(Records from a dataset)
┌──

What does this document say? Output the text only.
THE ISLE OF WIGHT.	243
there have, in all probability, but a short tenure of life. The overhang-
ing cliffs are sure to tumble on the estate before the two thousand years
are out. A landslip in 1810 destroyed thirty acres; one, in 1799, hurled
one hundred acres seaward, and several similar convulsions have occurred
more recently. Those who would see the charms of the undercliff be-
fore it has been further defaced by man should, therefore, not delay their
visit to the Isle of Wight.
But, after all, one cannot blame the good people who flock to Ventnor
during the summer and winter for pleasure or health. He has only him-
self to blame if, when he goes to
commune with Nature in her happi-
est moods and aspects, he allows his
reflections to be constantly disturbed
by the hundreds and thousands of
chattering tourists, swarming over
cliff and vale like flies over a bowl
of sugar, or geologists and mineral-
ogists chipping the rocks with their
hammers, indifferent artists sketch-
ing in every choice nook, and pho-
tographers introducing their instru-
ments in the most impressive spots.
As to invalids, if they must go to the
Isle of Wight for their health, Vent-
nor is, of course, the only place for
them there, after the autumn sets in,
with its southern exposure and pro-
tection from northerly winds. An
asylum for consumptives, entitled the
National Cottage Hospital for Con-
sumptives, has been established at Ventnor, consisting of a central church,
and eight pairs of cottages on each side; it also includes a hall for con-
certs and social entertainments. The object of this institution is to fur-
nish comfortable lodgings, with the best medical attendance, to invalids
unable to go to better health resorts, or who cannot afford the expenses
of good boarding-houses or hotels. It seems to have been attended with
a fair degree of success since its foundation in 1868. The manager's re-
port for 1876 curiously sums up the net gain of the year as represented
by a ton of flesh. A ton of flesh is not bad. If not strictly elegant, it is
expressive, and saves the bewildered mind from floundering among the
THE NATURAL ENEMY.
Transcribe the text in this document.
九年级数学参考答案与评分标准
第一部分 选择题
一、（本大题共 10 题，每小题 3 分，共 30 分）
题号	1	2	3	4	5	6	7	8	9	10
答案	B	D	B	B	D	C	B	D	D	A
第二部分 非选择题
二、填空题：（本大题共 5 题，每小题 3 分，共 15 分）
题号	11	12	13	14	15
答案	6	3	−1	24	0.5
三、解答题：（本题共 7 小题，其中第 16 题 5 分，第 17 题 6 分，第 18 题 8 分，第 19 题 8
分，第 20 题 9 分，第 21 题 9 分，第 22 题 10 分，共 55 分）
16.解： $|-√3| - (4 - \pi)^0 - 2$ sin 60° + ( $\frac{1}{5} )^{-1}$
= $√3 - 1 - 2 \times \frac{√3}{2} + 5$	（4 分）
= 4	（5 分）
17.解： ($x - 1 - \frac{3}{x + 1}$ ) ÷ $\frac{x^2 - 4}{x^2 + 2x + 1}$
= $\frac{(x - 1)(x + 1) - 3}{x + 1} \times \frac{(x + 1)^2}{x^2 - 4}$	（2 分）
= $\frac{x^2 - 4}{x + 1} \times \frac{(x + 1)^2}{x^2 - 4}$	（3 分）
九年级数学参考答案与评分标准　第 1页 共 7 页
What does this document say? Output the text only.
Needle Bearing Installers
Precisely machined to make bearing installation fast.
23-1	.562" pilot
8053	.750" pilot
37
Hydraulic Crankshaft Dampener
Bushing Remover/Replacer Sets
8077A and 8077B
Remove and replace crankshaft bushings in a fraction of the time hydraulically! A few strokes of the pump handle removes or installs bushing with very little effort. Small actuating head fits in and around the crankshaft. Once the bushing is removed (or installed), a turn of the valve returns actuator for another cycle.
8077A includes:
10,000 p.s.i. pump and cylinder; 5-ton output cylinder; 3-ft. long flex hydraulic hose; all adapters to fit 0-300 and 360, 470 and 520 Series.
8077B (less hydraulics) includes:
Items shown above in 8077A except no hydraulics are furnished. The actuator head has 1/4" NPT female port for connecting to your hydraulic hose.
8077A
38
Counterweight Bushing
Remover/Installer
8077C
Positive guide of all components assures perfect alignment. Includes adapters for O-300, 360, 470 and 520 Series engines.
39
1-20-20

└──

STATED TASK>
Out of the preceding entries, pull every line containing the string "hydraulics".

RESPONSE BELOW>
8077B (less hydraulics) includes:
Items shown above in 8077A except no hydraulics are furnished. The actuator head has 1/4" NPT female port for connecting to your hydraulic hose.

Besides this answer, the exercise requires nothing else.